Data supplied =>
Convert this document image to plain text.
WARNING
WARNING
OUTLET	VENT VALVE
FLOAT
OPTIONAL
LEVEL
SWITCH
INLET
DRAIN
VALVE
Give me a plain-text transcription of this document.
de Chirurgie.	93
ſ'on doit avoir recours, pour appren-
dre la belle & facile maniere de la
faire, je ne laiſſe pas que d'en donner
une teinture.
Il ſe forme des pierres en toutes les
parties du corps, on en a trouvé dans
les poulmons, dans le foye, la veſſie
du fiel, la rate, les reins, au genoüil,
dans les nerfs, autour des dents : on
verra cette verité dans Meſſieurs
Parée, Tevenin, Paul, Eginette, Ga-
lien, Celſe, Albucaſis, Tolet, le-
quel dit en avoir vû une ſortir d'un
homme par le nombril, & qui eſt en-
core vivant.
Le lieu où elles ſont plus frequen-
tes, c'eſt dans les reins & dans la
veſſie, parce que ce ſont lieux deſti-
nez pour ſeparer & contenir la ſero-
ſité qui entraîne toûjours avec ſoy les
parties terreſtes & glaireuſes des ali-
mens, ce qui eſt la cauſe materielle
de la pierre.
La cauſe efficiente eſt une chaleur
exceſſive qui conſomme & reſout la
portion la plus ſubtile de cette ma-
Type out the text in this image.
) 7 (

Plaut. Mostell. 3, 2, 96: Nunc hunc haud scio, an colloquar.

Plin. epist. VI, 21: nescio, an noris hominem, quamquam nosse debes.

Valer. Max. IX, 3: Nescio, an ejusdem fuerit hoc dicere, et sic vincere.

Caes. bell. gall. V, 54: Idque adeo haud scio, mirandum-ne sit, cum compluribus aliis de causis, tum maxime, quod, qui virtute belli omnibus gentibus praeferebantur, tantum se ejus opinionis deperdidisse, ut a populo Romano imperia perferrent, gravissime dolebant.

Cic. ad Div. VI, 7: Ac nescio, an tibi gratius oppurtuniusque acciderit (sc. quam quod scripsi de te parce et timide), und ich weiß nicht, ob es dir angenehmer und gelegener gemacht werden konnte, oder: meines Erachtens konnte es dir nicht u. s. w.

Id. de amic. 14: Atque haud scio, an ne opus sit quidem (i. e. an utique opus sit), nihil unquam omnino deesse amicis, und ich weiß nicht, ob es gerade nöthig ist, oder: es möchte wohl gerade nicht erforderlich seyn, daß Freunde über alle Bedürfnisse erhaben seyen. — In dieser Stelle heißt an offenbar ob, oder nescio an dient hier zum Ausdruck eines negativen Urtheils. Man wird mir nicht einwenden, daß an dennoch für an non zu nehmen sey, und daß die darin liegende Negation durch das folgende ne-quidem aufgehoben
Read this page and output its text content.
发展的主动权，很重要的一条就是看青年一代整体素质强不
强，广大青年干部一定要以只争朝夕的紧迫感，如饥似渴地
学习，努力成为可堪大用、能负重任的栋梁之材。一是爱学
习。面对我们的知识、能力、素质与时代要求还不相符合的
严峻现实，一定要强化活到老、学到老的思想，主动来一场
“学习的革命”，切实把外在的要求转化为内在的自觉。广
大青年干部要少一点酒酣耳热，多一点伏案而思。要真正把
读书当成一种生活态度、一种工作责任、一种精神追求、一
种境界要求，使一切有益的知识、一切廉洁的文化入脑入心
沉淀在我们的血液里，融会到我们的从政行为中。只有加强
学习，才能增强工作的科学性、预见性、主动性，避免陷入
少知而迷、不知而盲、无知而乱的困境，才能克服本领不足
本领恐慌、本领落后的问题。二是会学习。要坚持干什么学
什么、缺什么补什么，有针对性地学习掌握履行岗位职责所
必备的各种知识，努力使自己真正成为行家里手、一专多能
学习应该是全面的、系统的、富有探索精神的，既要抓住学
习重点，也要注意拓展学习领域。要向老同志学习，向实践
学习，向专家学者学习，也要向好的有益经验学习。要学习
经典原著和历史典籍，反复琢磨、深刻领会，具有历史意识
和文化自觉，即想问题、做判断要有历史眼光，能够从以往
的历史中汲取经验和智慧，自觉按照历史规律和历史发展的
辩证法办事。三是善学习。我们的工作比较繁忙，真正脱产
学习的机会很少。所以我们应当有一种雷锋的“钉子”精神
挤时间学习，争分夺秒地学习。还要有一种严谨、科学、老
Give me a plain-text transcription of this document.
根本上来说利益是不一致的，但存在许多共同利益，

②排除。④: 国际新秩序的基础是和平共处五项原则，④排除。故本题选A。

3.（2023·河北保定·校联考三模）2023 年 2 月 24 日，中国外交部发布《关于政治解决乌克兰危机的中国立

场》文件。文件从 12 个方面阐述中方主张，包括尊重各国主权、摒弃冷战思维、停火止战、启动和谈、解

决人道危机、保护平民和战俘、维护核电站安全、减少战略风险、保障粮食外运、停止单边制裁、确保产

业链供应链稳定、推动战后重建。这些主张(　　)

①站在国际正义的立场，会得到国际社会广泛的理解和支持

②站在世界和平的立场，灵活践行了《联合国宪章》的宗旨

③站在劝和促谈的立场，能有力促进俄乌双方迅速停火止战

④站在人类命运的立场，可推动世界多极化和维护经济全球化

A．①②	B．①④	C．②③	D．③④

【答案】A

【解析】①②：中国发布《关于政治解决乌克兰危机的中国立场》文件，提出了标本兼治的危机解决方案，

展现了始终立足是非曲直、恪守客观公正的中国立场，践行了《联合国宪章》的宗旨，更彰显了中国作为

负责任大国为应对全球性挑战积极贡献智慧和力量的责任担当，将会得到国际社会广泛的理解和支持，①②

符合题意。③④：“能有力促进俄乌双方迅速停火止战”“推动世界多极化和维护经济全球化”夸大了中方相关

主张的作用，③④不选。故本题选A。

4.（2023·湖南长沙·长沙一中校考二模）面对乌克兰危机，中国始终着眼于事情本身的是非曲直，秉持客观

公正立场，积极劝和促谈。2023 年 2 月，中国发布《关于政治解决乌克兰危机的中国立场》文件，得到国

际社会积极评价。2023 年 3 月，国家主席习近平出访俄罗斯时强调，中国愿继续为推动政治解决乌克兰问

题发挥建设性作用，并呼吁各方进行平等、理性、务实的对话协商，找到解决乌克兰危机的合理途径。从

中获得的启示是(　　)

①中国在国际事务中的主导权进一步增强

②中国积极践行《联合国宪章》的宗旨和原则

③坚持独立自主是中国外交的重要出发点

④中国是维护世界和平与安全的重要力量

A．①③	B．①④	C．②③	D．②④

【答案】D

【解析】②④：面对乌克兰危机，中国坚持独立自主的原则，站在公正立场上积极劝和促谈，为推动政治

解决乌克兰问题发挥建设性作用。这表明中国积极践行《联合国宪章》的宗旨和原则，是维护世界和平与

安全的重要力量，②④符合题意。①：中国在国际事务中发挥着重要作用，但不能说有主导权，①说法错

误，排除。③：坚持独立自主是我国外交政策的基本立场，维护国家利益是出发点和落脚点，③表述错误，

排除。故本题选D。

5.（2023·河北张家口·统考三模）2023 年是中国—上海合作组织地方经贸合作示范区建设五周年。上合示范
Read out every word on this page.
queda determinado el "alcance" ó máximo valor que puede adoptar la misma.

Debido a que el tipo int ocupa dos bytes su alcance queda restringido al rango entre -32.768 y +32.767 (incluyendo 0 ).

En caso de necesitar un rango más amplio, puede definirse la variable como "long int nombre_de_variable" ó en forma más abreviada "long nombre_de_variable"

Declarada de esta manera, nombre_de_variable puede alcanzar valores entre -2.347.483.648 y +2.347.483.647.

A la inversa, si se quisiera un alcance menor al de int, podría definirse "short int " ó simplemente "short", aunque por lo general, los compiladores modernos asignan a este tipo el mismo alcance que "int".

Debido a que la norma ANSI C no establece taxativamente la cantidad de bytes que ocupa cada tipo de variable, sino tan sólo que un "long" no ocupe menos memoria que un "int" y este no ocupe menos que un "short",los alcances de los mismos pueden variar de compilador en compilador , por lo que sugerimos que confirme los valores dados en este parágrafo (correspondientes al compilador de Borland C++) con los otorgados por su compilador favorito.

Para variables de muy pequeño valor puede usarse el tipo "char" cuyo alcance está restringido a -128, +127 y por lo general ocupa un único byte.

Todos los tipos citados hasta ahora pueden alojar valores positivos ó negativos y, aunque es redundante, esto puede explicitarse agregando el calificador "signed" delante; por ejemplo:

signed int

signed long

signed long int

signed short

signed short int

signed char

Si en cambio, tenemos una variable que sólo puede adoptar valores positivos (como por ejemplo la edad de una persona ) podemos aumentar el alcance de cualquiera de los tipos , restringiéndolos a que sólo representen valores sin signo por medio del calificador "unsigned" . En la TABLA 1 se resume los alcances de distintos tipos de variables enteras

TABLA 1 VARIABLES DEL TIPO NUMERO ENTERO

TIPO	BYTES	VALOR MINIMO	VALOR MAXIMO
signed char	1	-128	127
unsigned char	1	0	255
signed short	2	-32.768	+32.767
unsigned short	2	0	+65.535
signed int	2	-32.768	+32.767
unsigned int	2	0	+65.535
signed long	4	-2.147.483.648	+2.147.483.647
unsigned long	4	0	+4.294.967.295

What is asked =>
Collect every line above that contains the word "reins".

Completed task =>
du fiel, la rate, les reins, au genoüil,
tes, c'eſt dans les reins & dans la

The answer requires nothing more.